* **Written request**: Copy out each line featuring the string "this" from the entries beneath.

*** Input material ***

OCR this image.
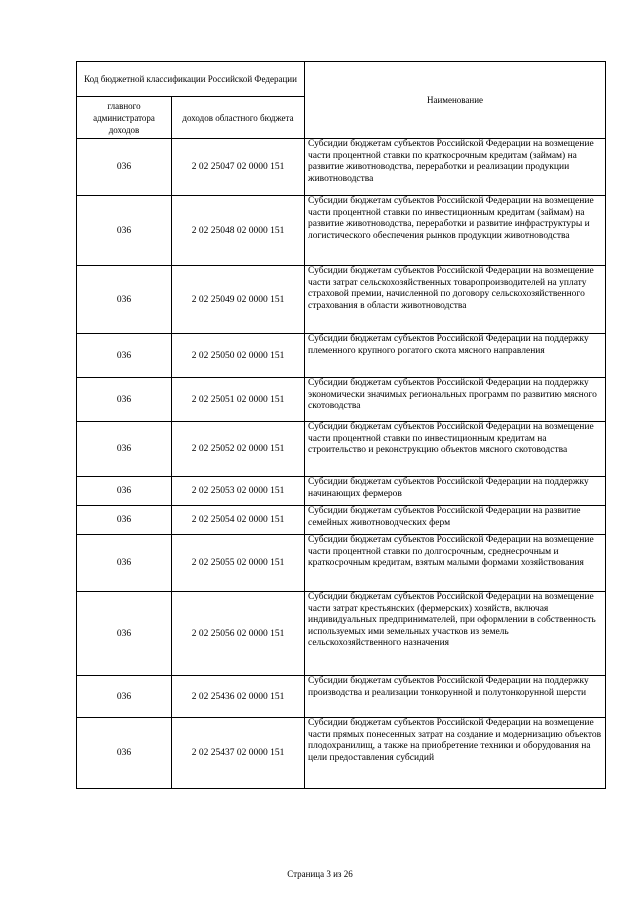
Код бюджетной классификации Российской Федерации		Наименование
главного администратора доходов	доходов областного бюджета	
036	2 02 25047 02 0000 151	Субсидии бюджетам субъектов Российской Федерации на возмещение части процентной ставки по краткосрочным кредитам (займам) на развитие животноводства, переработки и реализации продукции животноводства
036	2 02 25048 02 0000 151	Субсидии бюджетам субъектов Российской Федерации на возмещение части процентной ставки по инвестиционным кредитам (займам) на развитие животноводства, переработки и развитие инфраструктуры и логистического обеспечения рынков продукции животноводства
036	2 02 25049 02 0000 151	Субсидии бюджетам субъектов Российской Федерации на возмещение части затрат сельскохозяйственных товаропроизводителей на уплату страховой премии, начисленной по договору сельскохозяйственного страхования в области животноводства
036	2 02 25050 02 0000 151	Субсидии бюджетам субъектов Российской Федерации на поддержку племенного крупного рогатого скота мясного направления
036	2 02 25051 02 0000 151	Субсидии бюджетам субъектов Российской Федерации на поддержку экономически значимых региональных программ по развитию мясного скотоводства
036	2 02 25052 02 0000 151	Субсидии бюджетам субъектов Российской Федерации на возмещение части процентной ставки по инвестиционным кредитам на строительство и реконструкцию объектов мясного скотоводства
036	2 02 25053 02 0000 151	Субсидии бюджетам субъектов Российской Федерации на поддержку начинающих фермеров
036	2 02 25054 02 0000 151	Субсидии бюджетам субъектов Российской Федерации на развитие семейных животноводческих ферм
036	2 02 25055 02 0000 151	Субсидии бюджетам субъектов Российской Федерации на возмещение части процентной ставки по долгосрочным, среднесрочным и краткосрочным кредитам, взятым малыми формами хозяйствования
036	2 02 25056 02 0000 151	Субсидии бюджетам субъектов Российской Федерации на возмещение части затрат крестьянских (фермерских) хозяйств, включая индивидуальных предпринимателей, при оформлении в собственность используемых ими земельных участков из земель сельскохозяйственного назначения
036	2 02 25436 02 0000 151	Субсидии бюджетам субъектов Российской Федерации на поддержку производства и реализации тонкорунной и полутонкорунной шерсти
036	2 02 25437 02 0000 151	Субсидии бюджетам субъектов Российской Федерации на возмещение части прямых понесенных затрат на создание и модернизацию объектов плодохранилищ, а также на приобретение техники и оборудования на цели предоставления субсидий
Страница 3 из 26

***
*** Input material ***

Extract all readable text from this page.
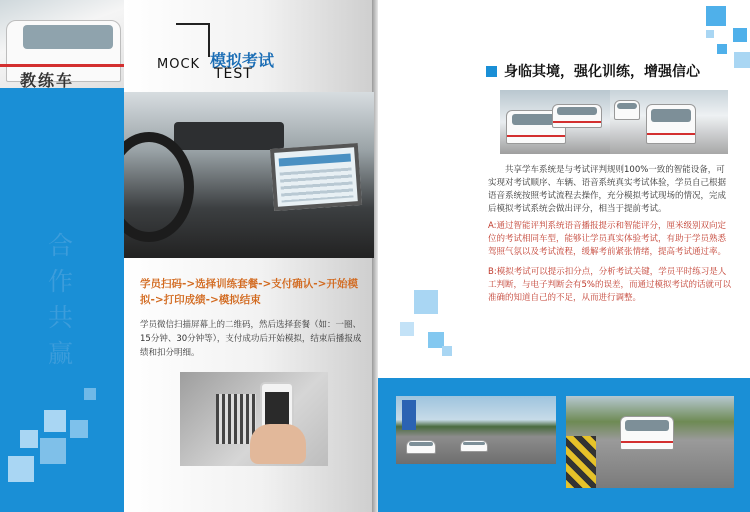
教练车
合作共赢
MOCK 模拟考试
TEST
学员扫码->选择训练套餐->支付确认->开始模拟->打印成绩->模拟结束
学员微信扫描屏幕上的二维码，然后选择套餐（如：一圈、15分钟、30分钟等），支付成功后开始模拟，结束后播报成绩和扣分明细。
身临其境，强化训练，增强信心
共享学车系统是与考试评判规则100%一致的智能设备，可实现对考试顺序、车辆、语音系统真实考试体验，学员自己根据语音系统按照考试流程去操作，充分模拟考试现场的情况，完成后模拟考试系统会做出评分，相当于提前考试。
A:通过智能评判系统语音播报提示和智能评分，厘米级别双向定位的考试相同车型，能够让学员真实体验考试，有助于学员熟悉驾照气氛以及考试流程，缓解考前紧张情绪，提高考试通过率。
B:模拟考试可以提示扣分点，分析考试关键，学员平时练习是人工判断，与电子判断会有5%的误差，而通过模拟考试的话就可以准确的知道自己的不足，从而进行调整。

***

* **Task response**:
OCR this image.
Extract all readable text from this page.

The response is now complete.